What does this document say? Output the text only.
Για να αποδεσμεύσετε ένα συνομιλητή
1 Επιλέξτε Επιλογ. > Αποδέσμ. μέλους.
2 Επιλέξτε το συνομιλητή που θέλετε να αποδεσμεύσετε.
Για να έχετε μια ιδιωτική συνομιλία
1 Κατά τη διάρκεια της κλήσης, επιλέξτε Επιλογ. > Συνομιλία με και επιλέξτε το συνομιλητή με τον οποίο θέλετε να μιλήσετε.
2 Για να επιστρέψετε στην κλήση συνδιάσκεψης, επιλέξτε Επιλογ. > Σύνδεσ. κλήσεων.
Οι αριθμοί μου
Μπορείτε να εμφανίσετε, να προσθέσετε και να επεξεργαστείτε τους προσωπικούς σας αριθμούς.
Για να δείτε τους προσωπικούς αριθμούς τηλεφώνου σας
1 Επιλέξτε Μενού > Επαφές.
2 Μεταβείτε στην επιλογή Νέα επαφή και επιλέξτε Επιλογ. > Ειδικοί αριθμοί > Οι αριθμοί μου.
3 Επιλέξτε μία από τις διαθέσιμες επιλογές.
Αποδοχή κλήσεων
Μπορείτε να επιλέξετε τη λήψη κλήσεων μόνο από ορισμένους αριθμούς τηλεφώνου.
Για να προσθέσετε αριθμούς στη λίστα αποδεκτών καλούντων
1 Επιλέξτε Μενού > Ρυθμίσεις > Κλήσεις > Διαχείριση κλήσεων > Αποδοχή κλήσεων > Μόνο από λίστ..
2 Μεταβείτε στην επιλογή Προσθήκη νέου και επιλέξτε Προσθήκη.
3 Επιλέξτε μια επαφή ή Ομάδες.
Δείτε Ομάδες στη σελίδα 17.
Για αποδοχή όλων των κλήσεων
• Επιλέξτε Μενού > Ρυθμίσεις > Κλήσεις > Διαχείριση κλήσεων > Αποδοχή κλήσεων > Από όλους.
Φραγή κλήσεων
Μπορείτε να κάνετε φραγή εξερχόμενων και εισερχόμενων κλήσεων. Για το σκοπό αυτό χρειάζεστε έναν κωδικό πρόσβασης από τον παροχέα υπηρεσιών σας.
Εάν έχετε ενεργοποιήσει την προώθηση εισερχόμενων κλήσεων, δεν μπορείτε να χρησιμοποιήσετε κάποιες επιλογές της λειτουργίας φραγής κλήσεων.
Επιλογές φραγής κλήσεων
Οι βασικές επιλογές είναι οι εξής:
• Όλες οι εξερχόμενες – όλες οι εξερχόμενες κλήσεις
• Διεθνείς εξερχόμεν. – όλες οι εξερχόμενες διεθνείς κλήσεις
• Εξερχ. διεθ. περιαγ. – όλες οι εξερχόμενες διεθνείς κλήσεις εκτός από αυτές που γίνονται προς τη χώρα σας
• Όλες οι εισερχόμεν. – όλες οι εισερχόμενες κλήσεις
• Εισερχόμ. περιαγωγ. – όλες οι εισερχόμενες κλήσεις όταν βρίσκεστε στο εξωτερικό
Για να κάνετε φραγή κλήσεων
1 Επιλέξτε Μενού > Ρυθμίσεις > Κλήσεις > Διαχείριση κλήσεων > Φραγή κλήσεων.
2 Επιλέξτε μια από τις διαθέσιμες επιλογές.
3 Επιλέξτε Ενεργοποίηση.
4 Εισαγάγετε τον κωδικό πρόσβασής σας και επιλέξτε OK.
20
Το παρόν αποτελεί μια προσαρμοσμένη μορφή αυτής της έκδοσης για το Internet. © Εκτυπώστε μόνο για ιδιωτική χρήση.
..........
Reproduce each record exactly, leaving nothing out.

**Response to the exercise:**
What does this document say? Output the text only.
Για να αποδεσμεύσετε ένα συνομιλητή
1 Επιλέξτε Επιλογ. > Αποδέσμ. μέλους.
2 Επιλέξτε το συνομιλητή που θέλετε να αποδεσμεύσετε.
Για να έχετε μια ιδιωτική συνομιλία
1 Κατά τη διάρκεια της κλήσης, επιλέξτε Επιλογ. > Συνομιλία με και επιλέξτε το συνομιλητή με τον οποίο θέλετε να μιλήσετε.
2 Για να επιστρέψετε στην κλήση συνδιάσκεψης, επιλέξτε Επιλογ. > Σύνδεσ. κλήσεων.
Οι αριθμοί μου
Μπορείτε να εμφανίσετε, να προσθέσετε και να επεξεργαστείτε τους προσωπικούς σας αριθμούς.
Για να δείτε τους προσωπικούς αριθμούς τηλεφώνου σας
1 Επιλέξτε Μενού > Επαφές.
2 Μεταβείτε στην επιλογή Νέα επαφή και επιλέξτε Επιλογ. > Ειδικοί αριθμοί > Οι αριθμοί μου.
3 Επιλέξτε μία από τις διαθέσιμες επιλογές.
Αποδοχή κλήσεων
Μπορείτε να επιλέξετε τη λήψη κλήσεων μόνο από ορισμένους αριθμούς τηλεφώνου.
Για να προσθέσετε αριθμούς στη λίστα αποδεκτών καλούντων
1 Επιλέξτε Μενού > Ρυθμίσεις > Κλήσεις > Διαχείριση κλήσεων > Αποδοχή κλήσεων > Μόνο από λίστ..
2 Μεταβείτε στην επιλογή Προσθήκη νέου και επιλέξτε Προσθήκη.
3 Επιλέξτε μια επαφή ή Ομάδες.
Δείτε Ομάδες στη σελίδα 17.
Για αποδοχή όλων των κλήσεων
• Επιλέξτε Μενού > Ρυθμίσεις > Κλήσεις > Διαχείριση κλήσεων > Αποδοχή κλήσεων > Από όλους.
Φραγή κλήσεων
Μπορείτε να κάνετε φραγή εξερχόμενων και εισερχόμενων κλήσεων. Για το σκοπό αυτό χρειάζεστε έναν κωδικό πρόσβασης από τον παροχέα υπηρεσιών σας.
Εάν έχετε ενεργοποιήσει την προώθηση εισερχόμενων κλήσεων, δεν μπορείτε να χρησιμοποιήσετε κάποιες επιλογές της λειτουργίας φραγής κλήσεων.
Επιλογές φραγής κλήσεων
Οι βασικές επιλογές είναι οι εξής:
• Όλες οι εξερχόμενες – όλες οι εξερχόμενες κλήσεις
• Διεθνείς εξερχόμεν. – όλες οι εξερχόμενες διεθνείς κλήσεις
• Εξερχ. διεθ. περιαγ. – όλες οι εξερχόμενες διεθνείς κλήσεις εκτός από αυτές που γίνονται προς τη χώρα σας
• Όλες οι εισερχόμεν. – όλες οι εισερχόμενες κλήσεις
• Εισερχόμ. περιαγωγ. – όλες οι εισερχόμενες κλήσεις όταν βρίσκεστε στο εξωτερικό
Για να κάνετε φραγή κλήσεων
1 Επιλέξτε Μενού > Ρυθμίσεις > Κλήσεις > Διαχείριση κλήσεων > Φραγή κλήσεων.
2 Επιλέξτε μια από τις διαθέσιμες επιλογές.
3 Επιλέξτε Ενεργοποίηση.
4 Εισαγάγετε τον κωδικό πρόσβασής σας και επιλέξτε OK.
20
Το παρόν αποτελεί μια προσαρμοσμένη μορφή αυτής της έκδοσης για το Internet. © Εκτυπώστε μόνο για ιδιωτική χρήση.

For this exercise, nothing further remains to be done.